* _GIVEN DATA_:
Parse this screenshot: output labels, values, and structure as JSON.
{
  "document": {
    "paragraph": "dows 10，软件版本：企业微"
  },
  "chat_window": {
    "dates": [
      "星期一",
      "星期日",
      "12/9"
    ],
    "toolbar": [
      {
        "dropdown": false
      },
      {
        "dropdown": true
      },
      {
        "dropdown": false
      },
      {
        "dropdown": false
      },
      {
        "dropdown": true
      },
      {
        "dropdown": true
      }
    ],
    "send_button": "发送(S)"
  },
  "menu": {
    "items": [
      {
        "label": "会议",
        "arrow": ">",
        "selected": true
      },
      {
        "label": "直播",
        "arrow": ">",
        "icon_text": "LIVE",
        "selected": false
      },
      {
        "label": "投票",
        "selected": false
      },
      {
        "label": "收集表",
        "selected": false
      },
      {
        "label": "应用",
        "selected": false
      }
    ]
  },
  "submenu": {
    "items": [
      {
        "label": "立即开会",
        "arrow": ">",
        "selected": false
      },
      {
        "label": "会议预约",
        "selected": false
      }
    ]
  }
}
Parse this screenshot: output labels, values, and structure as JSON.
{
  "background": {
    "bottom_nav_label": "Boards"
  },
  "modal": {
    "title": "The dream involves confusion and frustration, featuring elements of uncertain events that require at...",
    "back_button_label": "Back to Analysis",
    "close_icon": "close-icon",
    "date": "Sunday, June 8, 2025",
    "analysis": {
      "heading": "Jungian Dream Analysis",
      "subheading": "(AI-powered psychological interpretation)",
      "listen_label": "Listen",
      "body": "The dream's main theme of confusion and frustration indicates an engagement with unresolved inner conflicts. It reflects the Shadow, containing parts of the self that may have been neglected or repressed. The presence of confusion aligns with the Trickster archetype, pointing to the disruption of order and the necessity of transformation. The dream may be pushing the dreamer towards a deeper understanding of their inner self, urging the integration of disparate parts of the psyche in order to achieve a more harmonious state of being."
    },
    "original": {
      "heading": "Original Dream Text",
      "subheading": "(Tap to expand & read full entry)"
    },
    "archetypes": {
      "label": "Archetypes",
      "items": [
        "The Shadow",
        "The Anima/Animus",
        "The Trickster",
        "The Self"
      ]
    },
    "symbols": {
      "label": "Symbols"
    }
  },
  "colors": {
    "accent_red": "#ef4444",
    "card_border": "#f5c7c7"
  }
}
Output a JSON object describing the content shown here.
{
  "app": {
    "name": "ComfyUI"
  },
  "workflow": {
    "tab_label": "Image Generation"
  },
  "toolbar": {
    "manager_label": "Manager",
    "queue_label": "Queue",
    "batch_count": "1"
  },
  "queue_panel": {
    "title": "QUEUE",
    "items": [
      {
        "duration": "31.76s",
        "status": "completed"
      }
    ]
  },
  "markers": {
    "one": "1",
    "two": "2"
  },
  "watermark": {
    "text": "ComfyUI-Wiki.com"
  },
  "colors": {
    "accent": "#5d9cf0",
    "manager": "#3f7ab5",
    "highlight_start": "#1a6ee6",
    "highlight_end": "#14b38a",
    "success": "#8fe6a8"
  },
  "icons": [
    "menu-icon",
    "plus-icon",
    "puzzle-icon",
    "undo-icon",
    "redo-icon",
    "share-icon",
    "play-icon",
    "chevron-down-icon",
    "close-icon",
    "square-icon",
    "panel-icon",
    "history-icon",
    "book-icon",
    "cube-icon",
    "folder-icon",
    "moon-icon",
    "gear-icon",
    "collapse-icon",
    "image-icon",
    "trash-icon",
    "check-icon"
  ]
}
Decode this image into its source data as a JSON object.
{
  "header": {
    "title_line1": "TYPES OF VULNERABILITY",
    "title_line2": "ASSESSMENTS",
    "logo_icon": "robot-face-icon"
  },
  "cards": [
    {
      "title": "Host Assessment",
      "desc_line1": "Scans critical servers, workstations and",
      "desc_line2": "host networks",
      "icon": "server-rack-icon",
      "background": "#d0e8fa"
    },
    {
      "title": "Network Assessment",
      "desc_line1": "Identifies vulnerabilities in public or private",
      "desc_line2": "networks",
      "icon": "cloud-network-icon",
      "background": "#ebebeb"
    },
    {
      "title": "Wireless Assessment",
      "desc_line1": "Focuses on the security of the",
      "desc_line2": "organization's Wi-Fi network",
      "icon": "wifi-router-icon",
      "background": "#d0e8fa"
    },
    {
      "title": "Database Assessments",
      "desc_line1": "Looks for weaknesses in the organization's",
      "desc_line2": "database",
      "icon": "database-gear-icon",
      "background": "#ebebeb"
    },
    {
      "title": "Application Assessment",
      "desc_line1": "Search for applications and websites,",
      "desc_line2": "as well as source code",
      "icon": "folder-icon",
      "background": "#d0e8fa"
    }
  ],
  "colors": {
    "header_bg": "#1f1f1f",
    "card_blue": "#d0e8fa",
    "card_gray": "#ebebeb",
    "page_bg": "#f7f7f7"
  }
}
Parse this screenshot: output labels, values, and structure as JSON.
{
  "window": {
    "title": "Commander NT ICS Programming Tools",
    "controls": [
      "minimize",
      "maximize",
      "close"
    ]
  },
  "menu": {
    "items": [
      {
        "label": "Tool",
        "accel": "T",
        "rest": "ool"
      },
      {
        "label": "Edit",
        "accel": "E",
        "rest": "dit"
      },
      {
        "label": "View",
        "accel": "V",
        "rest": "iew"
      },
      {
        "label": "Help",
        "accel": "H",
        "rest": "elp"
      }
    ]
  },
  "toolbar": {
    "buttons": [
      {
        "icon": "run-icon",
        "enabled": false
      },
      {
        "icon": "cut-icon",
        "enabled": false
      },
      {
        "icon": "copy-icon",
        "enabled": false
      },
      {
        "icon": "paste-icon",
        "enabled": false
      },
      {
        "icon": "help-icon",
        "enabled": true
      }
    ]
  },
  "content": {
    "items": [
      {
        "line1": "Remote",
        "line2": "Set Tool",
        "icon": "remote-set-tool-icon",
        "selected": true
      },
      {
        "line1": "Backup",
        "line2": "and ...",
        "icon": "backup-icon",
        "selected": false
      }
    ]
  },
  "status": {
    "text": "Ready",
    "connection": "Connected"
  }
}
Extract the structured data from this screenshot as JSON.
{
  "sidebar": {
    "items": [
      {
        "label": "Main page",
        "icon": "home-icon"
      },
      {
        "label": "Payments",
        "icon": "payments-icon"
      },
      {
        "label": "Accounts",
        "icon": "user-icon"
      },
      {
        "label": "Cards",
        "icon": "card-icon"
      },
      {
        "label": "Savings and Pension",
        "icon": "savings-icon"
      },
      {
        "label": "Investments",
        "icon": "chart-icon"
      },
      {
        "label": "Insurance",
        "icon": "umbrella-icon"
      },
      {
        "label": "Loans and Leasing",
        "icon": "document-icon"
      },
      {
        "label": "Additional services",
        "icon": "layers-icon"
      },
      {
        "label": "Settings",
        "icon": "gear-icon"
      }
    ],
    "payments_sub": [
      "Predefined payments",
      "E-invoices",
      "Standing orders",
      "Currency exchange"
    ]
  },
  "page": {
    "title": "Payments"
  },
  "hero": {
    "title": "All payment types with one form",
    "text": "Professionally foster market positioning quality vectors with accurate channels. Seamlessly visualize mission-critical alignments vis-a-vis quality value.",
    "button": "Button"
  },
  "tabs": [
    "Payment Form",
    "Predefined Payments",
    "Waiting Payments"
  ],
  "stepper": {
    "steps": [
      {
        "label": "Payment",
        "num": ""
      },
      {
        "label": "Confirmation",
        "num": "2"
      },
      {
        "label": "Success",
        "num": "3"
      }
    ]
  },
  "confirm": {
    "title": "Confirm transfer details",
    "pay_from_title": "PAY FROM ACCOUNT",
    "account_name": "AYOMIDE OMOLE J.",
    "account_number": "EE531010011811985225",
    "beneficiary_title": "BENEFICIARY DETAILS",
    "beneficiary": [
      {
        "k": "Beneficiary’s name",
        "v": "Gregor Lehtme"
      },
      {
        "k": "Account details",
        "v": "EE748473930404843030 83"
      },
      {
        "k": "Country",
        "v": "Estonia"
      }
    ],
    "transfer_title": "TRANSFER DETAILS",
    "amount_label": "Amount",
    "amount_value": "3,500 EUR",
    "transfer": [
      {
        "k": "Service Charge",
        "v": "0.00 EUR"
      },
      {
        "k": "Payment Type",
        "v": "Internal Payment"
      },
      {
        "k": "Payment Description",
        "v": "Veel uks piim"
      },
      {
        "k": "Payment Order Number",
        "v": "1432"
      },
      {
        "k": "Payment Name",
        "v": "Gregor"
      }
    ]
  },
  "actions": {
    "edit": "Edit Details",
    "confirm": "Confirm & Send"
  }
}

* _PROBLEM REQUIREMENTS_: Select all lines with the word "close" from the entries above.

* _WRITTEN ANSWER_:
    "close_icon": "close-icon",
    "close-icon",
      "close"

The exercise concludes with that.